## Challenge
Verbatim output of all the material below is required.
------
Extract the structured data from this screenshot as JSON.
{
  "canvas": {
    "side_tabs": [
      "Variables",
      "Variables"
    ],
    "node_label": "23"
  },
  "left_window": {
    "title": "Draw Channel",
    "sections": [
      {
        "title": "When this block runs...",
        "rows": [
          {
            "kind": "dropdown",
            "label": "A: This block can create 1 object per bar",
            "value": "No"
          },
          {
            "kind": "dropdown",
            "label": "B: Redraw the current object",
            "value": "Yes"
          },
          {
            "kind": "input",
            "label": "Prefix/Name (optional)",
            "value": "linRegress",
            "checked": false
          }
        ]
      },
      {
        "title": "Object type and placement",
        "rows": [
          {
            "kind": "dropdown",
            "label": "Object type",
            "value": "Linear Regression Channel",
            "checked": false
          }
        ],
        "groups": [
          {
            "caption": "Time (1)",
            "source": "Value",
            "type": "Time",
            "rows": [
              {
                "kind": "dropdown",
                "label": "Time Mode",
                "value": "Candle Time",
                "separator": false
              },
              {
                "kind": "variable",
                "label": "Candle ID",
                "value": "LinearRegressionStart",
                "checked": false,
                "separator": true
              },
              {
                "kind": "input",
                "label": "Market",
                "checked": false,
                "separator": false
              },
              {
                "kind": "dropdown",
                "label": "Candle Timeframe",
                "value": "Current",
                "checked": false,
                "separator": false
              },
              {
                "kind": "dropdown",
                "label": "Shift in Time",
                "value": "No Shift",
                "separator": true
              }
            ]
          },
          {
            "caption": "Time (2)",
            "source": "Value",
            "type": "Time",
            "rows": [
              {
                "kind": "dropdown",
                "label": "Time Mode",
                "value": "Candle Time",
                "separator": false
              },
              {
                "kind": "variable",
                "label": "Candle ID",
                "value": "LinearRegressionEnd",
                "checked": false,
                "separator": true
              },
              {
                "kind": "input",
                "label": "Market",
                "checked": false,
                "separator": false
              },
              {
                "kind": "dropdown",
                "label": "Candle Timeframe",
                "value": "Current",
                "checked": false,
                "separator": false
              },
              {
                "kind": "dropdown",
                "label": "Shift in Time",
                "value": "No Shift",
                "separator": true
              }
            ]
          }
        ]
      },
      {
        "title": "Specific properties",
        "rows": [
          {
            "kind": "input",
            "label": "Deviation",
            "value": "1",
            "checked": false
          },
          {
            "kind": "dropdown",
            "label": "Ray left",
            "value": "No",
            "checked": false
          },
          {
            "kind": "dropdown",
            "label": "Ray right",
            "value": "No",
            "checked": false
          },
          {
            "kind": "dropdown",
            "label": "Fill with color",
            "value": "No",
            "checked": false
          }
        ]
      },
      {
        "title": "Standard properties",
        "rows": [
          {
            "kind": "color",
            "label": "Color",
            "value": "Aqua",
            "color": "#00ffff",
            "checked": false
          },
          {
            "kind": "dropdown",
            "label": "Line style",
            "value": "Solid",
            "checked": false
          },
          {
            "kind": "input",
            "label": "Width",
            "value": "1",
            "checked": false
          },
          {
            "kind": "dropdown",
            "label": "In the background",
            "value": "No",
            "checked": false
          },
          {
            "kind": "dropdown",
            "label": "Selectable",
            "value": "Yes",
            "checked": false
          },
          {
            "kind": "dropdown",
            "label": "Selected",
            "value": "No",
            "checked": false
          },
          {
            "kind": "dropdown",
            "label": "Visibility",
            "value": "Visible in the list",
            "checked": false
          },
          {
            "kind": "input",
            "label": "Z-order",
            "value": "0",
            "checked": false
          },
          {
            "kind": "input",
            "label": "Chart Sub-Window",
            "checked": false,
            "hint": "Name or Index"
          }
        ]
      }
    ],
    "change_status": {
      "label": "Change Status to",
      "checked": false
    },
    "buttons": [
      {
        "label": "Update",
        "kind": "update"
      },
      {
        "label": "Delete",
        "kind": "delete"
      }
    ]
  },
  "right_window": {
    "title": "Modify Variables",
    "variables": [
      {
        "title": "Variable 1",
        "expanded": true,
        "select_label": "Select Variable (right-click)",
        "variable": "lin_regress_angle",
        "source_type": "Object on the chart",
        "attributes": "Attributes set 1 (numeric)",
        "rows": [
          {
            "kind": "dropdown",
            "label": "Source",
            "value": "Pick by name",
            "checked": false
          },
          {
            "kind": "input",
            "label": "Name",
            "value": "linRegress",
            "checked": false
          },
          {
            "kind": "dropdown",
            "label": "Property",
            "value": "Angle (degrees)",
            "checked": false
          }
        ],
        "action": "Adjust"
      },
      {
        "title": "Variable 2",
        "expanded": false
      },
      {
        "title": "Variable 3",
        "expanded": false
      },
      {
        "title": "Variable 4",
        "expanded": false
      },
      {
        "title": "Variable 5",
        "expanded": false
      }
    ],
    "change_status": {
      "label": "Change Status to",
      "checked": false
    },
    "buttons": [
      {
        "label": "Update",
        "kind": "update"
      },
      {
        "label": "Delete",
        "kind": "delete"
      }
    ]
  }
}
------
## Answer in full
Extract the structured data from this screenshot as JSON.
{
  "canvas": {
    "side_tabs": [
      "Variables",
      "Variables"
    ],
    "node_label": "23"
  },
  "left_window": {
    "title": "Draw Channel",
    "sections": [
      {
        "title": "When this block runs...",
        "rows": [
          {
            "kind": "dropdown",
            "label": "A: This block can create 1 object per bar",
            "value": "No"
          },
          {
            "kind": "dropdown",
            "label": "B: Redraw the current object",
            "value": "Yes"
          },
          {
            "kind": "input",
            "label": "Prefix/Name (optional)",
            "value": "linRegress",
            "checked": false
          }
        ]
      },
      {
        "title": "Object type and placement",
        "rows": [
          {
            "kind": "dropdown",
            "label": "Object type",
            "value": "Linear Regression Channel",
            "checked": false
          }
        ],
        "groups": [
          {
            "caption": "Time (1)",
            "source": "Value",
            "type": "Time",
            "rows": [
              {
                "kind": "dropdown",
                "label": "Time Mode",
                "value": "Candle Time",
                "separator": false
              },
              {
                "kind": "variable",
                "label": "Candle ID",
                "value": "LinearRegressionStart",
                "checked": false,
                "separator": true
              },
              {
                "kind": "input",
                "label": "Market",
                "checked": false,
                "separator": false
              },
              {
                "kind": "dropdown",
                "label": "Candle Timeframe",
                "value": "Current",
                "checked": false,
                "separator": false
              },
              {
                "kind": "dropdown",
                "label": "Shift in Time",
                "value": "No Shift",
                "separator": true
              }
            ]
          },
          {
            "caption": "Time (2)",
            "source": "Value",
            "type": "Time",
            "rows": [
              {
                "kind": "dropdown",
                "label": "Time Mode",
                "value": "Candle Time",
                "separator": false
              },
              {
                "kind": "variable",
                "label": "Candle ID",
                "value": "LinearRegressionEnd",
                "checked": false,
                "separator": true
              },
              {
                "kind": "input",
                "label": "Market",
                "checked": false,
                "separator": false
              },
              {
                "kind": "dropdown",
                "label": "Candle Timeframe",
                "value": "Current",
                "checked": false,
                "separator": false
              },
              {
                "kind": "dropdown",
                "label": "Shift in Time",
                "value": "No Shift",
                "separator": true
              }
            ]
          }
        ]
      },
      {
        "title": "Specific properties",
        "rows": [
          {
            "kind": "input",
            "label": "Deviation",
            "value": "1",
            "checked": false
          },
          {
            "kind": "dropdown",
            "label": "Ray left",
            "value": "No",
            "checked": false
          },
          {
            "kind": "dropdown",
            "label": "Ray right",
            "value": "No",
            "checked": false
          },
          {
            "kind": "dropdown",
            "label": "Fill with color",
            "value": "No",
            "checked": false
          }
        ]
      },
      {
        "title": "Standard properties",
        "rows": [
          {
            "kind": "color",
            "label": "Color",
            "value": "Aqua",
            "color": "#00ffff",
            "checked": false
          },
          {
            "kind": "dropdown",
            "label": "Line style",
            "value": "Solid",
            "checked": false
          },
          {
            "kind": "input",
            "label": "Width",
            "value": "1",
            "checked": false
          },
          {
            "kind": "dropdown",
            "label": "In the background",
            "value": "No",
            "checked": false
          },
          {
            "kind": "dropdown",
            "label": "Selectable",
            "value": "Yes",
            "checked": false
          },
          {
            "kind": "dropdown",
            "label": "Selected",
            "value": "No",
            "checked": false
          },
          {
            "kind": "dropdown",
            "label": "Visibility",
            "value": "Visible in the list",
            "checked": false
          },
          {
            "kind": "input",
            "label": "Z-order",
            "value": "0",
            "checked": false
          },
          {
            "kind": "input",
            "label": "Chart Sub-Window",
            "checked": false,
            "hint": "Name or Index"
          }
        ]
      }
    ],
    "change_status": {
      "label": "Change Status to",
      "checked": false
    },
    "buttons": [
      {
        "label": "Update",
        "kind": "update"
      },
      {
        "label": "Delete",
        "kind": "delete"
      }
    ]
  },
  "right_window": {
    "title": "Modify Variables",
    "variables": [
      {
        "title": "Variable 1",
        "expanded": true,
        "select_label": "Select Variable (right-click)",
        "variable": "lin_regress_angle",
        "source_type": "Object on the chart",
        "attributes": "Attributes set 1 (numeric)",
        "rows": [
          {
            "kind": "dropdown",
            "label": "Source",
            "value": "Pick by name",
            "checked": false
          },
          {
            "kind": "input",
            "label": "Name",
            "value": "linRegress",
            "checked": false
          },
          {
            "kind": "dropdown",
            "label": "Property",
            "value": "Angle (degrees)",
            "checked": false
          }
        ],
        "action": "Adjust"
      },
      {
        "title": "Variable 2",
        "expanded": false
      },
      {
        "title": "Variable 3",
        "expanded": false
      },
      {
        "title": "Variable 4",
        "expanded": false
      },
      {
        "title": "Variable 5",
        "expanded": false
      }
    ],
    "change_status": {
      "label": "Change Status to",
      "checked": false
    },
    "buttons": [
      {
        "label": "Update",
        "kind": "update"
      },
      {
        "label": "Delete",
        "kind": "delete"
      }
    ]
  }
}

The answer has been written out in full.